------ Dataset extract ------
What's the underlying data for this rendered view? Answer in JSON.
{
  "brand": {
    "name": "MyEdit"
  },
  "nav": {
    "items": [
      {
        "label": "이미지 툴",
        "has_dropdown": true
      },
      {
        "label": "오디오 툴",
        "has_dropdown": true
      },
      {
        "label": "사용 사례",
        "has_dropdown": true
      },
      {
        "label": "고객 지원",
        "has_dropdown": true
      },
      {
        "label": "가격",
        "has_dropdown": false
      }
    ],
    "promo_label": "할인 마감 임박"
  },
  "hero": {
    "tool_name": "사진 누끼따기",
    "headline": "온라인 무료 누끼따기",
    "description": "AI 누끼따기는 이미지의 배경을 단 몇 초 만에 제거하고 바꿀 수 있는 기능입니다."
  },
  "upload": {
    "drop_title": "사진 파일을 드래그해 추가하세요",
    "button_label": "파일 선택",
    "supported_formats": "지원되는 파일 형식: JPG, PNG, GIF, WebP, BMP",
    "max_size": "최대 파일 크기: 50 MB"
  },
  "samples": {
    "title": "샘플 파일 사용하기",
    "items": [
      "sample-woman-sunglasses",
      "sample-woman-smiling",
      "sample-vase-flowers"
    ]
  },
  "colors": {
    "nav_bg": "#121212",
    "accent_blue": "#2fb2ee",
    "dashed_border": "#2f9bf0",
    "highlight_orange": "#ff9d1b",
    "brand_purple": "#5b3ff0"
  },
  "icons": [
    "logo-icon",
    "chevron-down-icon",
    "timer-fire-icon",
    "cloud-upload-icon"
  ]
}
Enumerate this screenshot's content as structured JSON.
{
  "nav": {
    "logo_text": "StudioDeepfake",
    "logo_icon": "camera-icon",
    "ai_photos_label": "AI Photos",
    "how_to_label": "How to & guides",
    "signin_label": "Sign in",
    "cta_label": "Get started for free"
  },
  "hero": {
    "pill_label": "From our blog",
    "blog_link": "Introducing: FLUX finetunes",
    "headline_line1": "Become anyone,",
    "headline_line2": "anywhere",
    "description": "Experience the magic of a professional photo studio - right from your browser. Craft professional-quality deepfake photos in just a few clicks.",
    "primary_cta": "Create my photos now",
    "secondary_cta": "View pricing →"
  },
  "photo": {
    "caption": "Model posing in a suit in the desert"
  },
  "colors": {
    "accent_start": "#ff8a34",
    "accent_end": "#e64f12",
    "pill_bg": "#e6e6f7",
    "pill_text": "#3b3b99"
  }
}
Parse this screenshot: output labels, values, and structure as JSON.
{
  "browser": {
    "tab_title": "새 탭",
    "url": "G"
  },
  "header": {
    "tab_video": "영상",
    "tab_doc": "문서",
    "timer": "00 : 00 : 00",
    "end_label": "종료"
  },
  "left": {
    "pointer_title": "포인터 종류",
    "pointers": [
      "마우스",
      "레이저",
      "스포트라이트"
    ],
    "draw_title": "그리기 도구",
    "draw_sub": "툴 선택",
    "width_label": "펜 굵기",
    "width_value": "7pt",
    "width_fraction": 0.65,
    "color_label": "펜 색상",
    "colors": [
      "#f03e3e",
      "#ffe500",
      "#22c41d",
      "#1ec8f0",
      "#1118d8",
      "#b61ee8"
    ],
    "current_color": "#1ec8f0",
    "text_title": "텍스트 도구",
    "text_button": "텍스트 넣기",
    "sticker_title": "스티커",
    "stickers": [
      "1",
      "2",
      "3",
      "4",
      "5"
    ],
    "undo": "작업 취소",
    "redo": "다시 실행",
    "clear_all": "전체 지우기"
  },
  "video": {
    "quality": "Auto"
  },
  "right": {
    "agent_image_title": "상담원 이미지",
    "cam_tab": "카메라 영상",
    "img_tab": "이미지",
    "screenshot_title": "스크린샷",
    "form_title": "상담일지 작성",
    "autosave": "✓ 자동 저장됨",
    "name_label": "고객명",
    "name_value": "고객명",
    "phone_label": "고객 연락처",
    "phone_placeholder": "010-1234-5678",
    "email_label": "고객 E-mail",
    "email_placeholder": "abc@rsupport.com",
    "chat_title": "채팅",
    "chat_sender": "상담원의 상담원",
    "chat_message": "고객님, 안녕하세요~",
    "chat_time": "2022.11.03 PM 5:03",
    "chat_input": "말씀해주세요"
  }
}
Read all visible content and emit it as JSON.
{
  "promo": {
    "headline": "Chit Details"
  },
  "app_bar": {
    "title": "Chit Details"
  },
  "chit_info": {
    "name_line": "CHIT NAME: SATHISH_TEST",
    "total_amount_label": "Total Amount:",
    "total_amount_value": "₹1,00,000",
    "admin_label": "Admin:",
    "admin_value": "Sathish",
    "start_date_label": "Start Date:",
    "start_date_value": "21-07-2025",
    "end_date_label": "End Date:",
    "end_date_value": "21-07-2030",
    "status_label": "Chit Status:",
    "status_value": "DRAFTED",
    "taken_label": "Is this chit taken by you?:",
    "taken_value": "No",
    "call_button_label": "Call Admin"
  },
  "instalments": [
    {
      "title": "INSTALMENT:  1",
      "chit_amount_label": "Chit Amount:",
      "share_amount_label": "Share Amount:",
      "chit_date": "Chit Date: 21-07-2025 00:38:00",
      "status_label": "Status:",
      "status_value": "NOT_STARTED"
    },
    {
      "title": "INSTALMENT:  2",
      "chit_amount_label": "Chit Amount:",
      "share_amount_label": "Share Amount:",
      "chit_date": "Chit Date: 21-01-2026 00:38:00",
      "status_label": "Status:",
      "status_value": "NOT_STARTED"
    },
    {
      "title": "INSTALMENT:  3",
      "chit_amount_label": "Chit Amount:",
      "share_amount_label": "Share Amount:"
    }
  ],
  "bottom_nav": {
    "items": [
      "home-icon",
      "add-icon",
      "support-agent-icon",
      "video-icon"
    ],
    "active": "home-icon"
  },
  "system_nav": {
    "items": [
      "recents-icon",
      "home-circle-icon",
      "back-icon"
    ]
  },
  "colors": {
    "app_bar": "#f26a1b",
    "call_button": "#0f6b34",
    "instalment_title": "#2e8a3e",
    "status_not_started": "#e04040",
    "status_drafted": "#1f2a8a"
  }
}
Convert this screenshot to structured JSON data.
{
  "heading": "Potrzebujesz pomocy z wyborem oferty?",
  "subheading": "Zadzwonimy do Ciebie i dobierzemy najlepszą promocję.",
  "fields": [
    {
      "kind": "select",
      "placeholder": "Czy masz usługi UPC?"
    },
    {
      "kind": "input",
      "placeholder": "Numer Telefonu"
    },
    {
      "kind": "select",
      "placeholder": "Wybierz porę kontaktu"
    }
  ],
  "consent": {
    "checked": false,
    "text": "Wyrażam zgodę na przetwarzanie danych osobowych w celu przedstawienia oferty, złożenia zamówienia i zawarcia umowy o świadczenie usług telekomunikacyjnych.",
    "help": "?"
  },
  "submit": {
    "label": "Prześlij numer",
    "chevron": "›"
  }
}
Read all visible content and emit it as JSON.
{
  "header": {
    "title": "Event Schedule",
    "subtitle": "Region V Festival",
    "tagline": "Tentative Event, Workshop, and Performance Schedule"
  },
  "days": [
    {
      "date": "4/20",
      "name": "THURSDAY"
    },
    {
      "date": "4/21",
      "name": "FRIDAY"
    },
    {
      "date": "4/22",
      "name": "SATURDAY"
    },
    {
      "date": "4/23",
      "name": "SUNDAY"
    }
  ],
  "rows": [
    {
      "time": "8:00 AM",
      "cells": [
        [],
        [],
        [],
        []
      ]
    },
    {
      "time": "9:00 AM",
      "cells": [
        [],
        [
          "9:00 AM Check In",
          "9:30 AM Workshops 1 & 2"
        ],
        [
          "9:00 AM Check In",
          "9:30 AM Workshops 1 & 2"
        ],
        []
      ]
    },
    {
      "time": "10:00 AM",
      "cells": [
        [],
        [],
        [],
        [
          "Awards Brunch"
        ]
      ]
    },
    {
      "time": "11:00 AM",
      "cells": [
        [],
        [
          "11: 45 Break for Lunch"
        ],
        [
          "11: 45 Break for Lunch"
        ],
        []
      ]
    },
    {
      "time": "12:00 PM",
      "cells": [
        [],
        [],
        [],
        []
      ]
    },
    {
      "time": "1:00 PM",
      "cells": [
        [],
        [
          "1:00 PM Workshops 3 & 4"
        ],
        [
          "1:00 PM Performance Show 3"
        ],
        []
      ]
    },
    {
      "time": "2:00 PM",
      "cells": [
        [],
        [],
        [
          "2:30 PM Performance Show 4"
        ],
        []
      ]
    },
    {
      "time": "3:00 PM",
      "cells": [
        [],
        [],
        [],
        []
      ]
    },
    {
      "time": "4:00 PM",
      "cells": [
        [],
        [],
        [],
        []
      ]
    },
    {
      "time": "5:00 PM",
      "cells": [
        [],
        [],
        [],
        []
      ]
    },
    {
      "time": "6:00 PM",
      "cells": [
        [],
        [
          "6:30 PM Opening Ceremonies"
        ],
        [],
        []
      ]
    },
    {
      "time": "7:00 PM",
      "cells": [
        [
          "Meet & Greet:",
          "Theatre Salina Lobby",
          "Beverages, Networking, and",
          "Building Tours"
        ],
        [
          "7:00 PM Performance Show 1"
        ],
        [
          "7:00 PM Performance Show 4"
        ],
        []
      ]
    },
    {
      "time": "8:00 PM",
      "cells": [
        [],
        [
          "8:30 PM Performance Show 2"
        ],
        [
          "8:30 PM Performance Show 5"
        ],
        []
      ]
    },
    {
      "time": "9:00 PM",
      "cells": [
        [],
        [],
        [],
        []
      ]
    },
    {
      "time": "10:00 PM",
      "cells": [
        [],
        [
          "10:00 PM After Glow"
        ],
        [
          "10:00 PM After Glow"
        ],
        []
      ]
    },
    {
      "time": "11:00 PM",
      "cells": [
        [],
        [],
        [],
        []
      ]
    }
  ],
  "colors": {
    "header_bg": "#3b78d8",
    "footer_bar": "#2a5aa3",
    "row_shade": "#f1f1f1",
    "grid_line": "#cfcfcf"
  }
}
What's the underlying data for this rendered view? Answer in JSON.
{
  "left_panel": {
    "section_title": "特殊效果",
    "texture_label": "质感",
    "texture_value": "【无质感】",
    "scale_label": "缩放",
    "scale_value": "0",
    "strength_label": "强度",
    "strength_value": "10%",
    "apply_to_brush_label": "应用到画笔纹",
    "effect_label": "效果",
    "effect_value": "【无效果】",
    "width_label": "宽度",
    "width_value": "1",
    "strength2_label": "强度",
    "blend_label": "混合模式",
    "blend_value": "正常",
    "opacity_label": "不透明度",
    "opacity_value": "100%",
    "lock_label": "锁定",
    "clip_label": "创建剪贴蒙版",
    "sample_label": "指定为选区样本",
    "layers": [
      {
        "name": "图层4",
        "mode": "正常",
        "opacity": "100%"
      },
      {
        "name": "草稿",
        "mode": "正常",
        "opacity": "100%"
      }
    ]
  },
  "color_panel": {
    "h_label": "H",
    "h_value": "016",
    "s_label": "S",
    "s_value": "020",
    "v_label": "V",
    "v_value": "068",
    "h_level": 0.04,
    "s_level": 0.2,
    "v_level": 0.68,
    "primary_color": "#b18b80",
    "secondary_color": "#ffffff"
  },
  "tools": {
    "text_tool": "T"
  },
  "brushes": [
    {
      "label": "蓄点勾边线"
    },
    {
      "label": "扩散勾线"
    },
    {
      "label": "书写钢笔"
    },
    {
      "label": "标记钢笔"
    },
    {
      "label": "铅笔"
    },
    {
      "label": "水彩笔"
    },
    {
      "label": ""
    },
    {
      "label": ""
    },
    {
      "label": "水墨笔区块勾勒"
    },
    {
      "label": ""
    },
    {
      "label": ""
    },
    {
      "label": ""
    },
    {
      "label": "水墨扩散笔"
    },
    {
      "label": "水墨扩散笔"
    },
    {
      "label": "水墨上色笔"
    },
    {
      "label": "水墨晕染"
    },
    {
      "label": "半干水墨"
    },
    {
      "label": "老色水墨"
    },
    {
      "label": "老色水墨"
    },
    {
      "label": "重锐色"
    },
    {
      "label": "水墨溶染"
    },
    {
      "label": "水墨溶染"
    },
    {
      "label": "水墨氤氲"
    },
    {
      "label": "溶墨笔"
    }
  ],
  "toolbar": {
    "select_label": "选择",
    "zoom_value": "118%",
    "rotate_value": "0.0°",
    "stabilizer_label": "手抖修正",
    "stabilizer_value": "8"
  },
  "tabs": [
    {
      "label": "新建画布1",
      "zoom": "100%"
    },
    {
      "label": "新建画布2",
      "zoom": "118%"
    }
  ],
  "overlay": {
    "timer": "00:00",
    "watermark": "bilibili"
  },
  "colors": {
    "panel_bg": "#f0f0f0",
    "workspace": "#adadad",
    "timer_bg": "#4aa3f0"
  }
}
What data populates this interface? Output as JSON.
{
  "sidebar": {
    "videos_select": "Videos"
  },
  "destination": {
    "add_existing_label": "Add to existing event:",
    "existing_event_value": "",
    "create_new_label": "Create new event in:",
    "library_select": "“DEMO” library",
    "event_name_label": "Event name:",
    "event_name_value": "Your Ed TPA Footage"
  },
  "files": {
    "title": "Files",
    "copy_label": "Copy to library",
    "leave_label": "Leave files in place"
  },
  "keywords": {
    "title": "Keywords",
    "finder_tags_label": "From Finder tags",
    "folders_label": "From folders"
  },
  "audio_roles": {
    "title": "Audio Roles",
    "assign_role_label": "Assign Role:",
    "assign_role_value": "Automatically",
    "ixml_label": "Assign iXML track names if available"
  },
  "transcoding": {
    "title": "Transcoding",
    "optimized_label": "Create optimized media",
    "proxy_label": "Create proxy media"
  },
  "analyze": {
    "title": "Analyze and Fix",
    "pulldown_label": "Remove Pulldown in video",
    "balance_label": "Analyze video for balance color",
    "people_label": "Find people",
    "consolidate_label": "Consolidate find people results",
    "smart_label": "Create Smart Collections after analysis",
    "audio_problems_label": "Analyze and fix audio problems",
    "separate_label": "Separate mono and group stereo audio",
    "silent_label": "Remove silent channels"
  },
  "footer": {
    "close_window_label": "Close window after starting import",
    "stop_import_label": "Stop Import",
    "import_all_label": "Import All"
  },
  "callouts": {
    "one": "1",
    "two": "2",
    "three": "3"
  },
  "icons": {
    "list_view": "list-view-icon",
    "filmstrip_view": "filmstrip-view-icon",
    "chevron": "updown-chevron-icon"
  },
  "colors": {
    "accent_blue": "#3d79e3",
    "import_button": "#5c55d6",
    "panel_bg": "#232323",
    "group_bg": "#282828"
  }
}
------
## Exercise brief
Using the records above, list each line that includes "woman".

## Answer in full
      "sample-woman-sunglasses",
      "sample-woman-smiling",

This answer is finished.